• **TASK**:
Below is a block of records; reproduce all of them exactly and leave out any pictures.

• **DATA**:
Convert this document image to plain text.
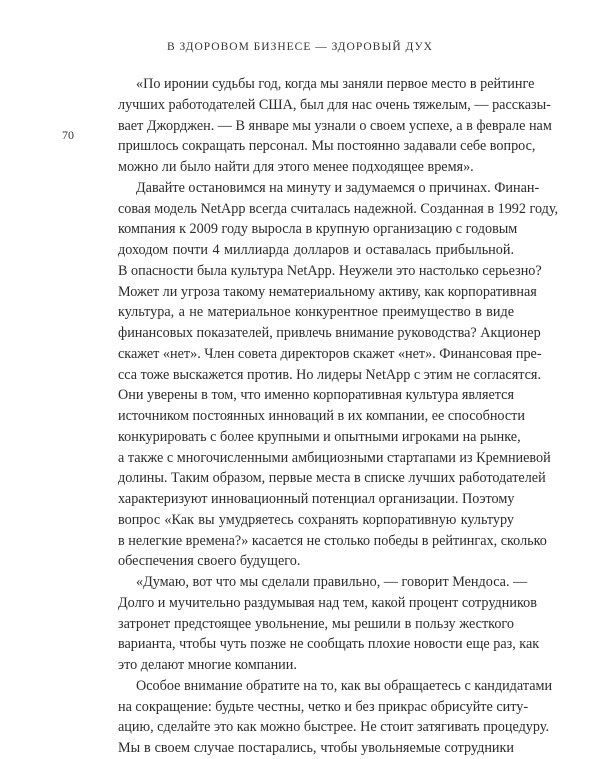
В ЗДОРОВОМ БИЗНЕСЕ — ЗДОРОВЫЙ ДУХ
70
«По иронии судьбы год, когда мы заняли первое место в рейтинге
лучших работодателей США, был для нас очень тяжелым, — рассказы-
вает Джорджен. — В январе мы узнали о своем успехе, а в феврале нам
пришлось сокращать персонал. Мы постоянно задавали себе вопрос,
можно ли было найти для этого менее подходящее время».
Давайте остановимся на минуту и задумаемся о причинах. Финан-
совая модель NetApp всегда считалась надежной. Созданная в 1992 году,
компания к 2009 году выросла в крупную организацию с годовым
доходом почти 4 миллиарда долларов и оставалась прибыльной.
В опасности была культура NetApp. Неужели это настолько серьезно?
Может ли угроза такому нематериальному активу, как корпоративная
культура, а не материальное конкурентное преимущество в виде
финансовых показателей, привлечь внимание руководства? Акционер
скажет «нет». Член совета директоров скажет «нет». Финансовая пре-
сса тоже выскажется против. Но лидеры NetApp с этим не согласятся.
Они уверены в том, что именно корпоративная культура является
источником постоянных инноваций в их компании, ее способности
конкурировать с более крупными и опытными игроками на рынке,
а также с многочисленными амбициозными стартапами из Кремниевой
долины. Таким образом, первые места в списке лучших работодателей
характеризуют инновационный потенциал организации. Поэтому
вопрос «Как вы умудряетесь сохранять корпоративную культуру
в нелегкие времена?» касается не столько победы в рейтингах, сколько
обеспечения своего будущего.
«Думаю, вот что мы сделали правильно, — говорит Мендоса. —
Долго и мучительно раздумывая над тем, какой процент сотрудников
затронет предстоящее увольнение, мы решили в пользу жесткого
варианта, чтобы чуть позже не сообщать плохие новости еще раз, как
это делают многие компании.
Особое внимание обратите на то, как вы обращаетесь с кандидатами
на сокращение: будьте честны, четко и без прикрас обрисуйте ситу-
ацию, сделайте это как можно быстрее. Не стоит затягивать процедуру.
Мы в своем случае постарались, чтобы увольняемые сотрудники
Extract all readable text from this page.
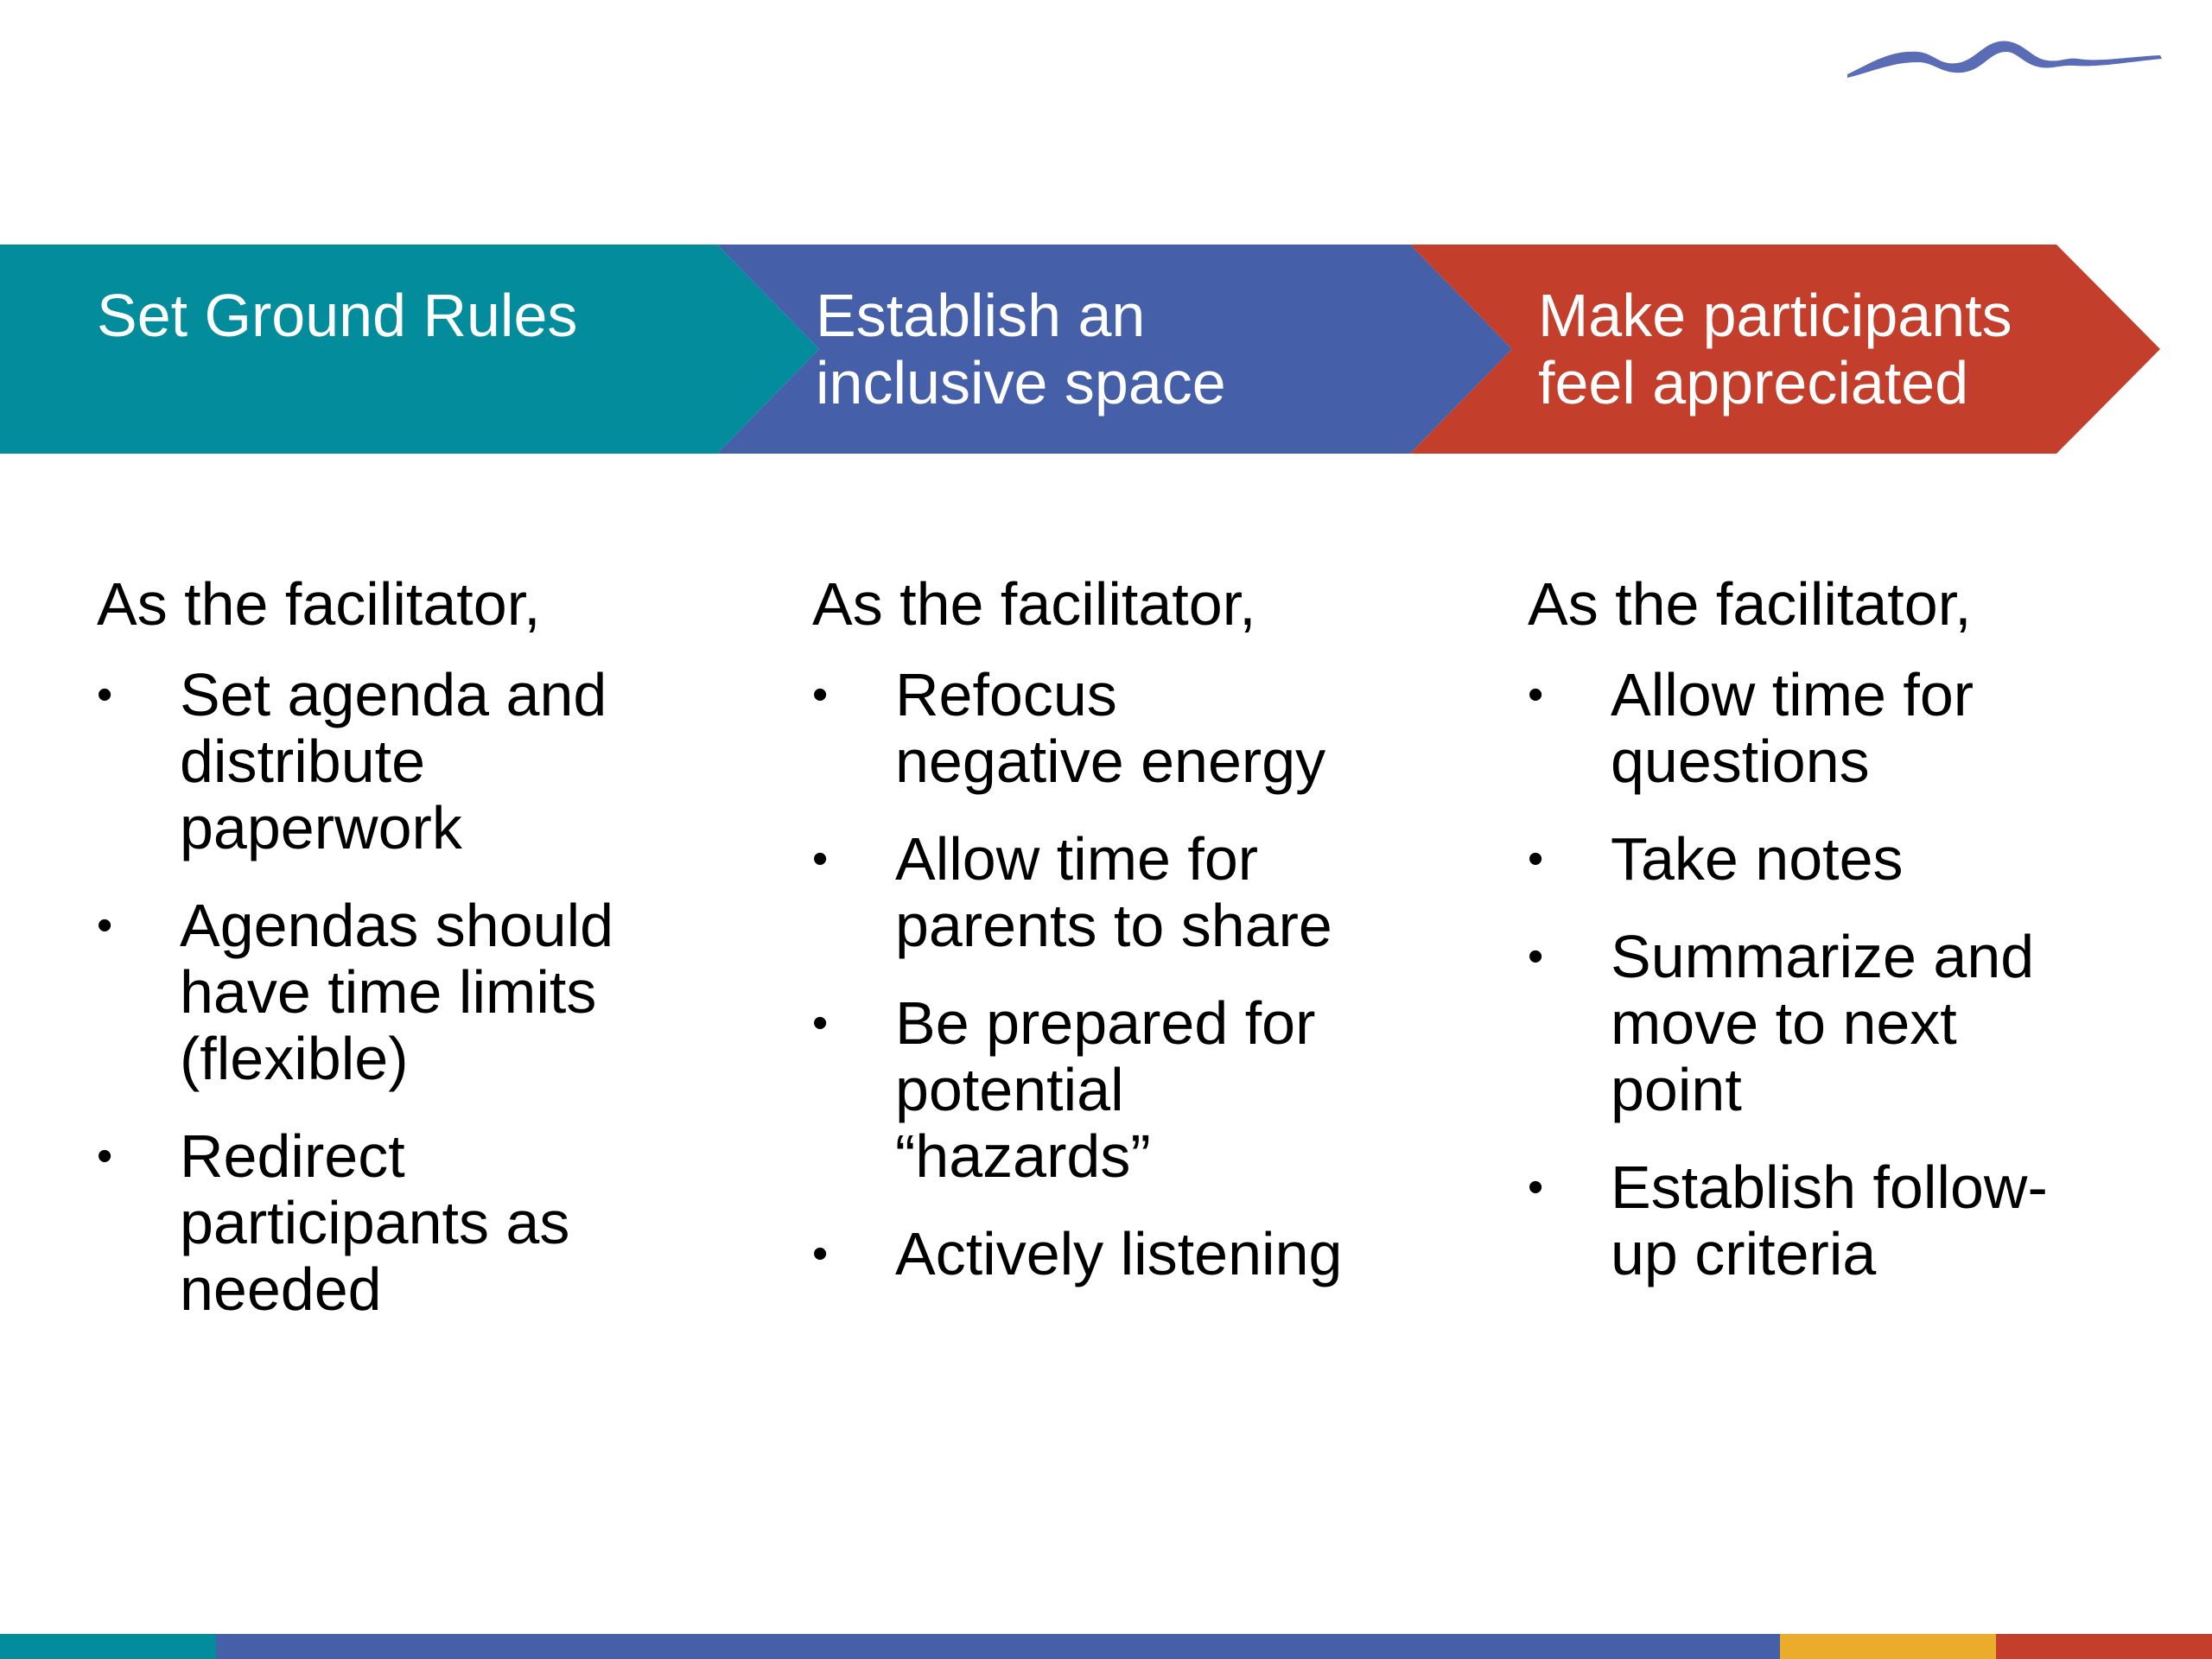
Set Ground Rules	Establish an
inclusive space
Make participants
feel appreciated

As the facilitator,

• Set agenda and
distribute
paperwork
• Agendas should
have time limits
(flexible)
• Redirect
participants as
needed

As the facilitator,

• Refocus
negative energy
• Allow time for
parents to share
• Be prepared for
potential
“hazards”
• Actively listening

As the facilitator,

• Allow time for
questions
• Take notes
• Summarize and
move to next
point
• Establish follow-
up criteria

• **ANSWER BELOW**:
Convert this document image to plain text.
В ЗДОРОВОМ БИЗНЕСЕ — ЗДОРОВЫЙ ДУХ
70
«По иронии судьбы год, когда мы заняли первое место в рейтинге
лучших работодателей США, был для нас очень тяжелым, — рассказы-
вает Джорджен. — В январе мы узнали о своем успехе, а в феврале нам
пришлось сокращать персонал. Мы постоянно задавали себе вопрос,
можно ли было найти для этого менее подходящее время».
Давайте остановимся на минуту и задумаемся о причинах. Финан-
совая модель NetApp всегда считалась надежной. Созданная в 1992 году,
компания к 2009 году выросла в крупную организацию с годовым
доходом почти 4 миллиарда долларов и оставалась прибыльной.
В опасности была культура NetApp. Неужели это настолько серьезно?
Может ли угроза такому нематериальному активу, как корпоративная
культура, а не материальное конкурентное преимущество в виде
финансовых показателей, привлечь внимание руководства? Акционер
скажет «нет». Член совета директоров скажет «нет». Финансовая пре-
сса тоже выскажется против. Но лидеры NetApp с этим не согласятся.
Они уверены в том, что именно корпоративная культура является
источником постоянных инноваций в их компании, ее способности
конкурировать с более крупными и опытными игроками на рынке,
а также с многочисленными амбициозными стартапами из Кремниевой
долины. Таким образом, первые места в списке лучших работодателей
характеризуют инновационный потенциал организации. Поэтому
вопрос «Как вы умудряетесь сохранять корпоративную культуру
в нелегкие времена?» касается не столько победы в рейтингах, сколько
обеспечения своего будущего.
«Думаю, вот что мы сделали правильно, — говорит Мендоса. —
Долго и мучительно раздумывая над тем, какой процент сотрудников
затронет предстоящее увольнение, мы решили в пользу жесткого
варианта, чтобы чуть позже не сообщать плохие новости еще раз, как
это делают многие компании.
Особое внимание обратите на то, как вы обращаетесь с кандидатами
на сокращение: будьте честны, четко и без прикрас обрисуйте ситу-
ацию, сделайте это как можно быстрее. Не стоит затягивать процедуру.
Мы в своем случае постарались, чтобы увольняемые сотрудники
Extract all readable text from this page.
Set Ground Rules	Establish an
inclusive space
Make participants
feel appreciated

As the facilitator,

• Set agenda and
distribute
paperwork
• Agendas should
have time limits
(flexible)
• Redirect
participants as
needed

As the facilitator,

• Refocus
negative energy
• Allow time for
parents to share
• Be prepared for
potential
“hazards”
• Actively listening

As the facilitator,

• Allow time for
questions
• Take notes
• Summarize and
move to next
point
• Establish follow-
up criteria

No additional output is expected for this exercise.